● **Tasks to carry out**:
1. From the passage on the Jules Horowitz Reactor, extract the text starting at "The Jules Horowitz" and ending at "2026 and 2028.".
2. Decide whether each statement agrees with the passage on the Jules Horowitz Reactor. Answer yes or no for each, quoting the deciding words: (a) The reactor is cooled and moderated with water. (b) The European Roadmap for Research Infrastructures Report was published in 2006. (c) The reactor is under construction in northern France.
3. According to the passage on the Jules Horowitz Reactor, where is the reactor under construction?

** Opening Passage provided block **

The Jules Horowitz Reactor (Réacteur Jules Horowitz or RJH) is a Material Test Reactor (MTR) cooled and moderated with water. It is under construction at Cadarache in southern France, based on the recommendations of the European Roadmap for Research Infrastructures Report, which was published by the European Strategy Forum on Research Infrastructures (ESFRI) in 2006. The reactor, which is named for the 20th-century French nuclear scientist Jules Horowitz, is planned to begin operation between 2026 and 2028.

** Closing Passage provided block **
** Opening Data section block **

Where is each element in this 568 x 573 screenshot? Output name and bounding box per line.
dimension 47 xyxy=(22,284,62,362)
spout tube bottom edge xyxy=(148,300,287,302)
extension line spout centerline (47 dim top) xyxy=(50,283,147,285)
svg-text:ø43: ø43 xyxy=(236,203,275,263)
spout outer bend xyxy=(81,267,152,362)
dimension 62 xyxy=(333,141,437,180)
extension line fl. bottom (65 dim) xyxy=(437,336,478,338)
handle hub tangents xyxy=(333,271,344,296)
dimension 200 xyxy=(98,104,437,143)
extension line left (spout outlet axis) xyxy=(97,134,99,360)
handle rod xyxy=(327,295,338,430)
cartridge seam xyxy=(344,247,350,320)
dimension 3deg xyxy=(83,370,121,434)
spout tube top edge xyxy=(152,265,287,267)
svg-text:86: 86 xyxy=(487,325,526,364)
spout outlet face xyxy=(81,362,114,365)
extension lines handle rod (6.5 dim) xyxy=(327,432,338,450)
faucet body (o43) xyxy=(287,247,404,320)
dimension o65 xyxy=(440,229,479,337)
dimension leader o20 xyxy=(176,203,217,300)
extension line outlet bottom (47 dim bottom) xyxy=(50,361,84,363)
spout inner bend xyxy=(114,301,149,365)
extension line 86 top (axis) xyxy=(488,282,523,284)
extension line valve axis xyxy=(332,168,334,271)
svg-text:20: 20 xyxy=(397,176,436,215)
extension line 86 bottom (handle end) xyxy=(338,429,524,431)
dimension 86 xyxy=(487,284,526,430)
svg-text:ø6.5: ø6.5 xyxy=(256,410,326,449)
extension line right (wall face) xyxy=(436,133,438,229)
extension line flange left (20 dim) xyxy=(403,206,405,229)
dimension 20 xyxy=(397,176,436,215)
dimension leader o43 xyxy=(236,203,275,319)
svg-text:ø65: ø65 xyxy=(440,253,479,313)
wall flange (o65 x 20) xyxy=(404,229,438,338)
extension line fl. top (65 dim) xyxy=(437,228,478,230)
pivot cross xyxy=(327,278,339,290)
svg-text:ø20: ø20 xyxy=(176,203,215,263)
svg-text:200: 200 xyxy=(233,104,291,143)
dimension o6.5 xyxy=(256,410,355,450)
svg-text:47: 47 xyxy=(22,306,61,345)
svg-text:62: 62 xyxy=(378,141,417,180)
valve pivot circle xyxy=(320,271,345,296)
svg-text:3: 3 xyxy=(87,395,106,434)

** Closing Data section block **

● **Solution list**:
1.
The Jules Horowitz Reactor (Réacteur Jules Horowitz or RJH) is a Material Test Reactor (MTR) cooled and moderated with water. It is under construction at Cadarache in southern France, based on the recommendations of the European Roadmap for Research Infrastructures Report, which was published by the European Strategy Forum on Research Infrastructures (ESFRI) in 2006. The reactor, which is named for the 20th-century French nuclear scientist Jules Horowitz, is planned to begin operation between 2026 and 2028.

2.
(a) Yes: "cooled and moderated with water"
(b) Yes: "published by the European Strategy Forum on Research Infrastructures (ESFRI) in 2006"
(c) No: "at Cadarache in southern France"

3. At Cadarache in southern France.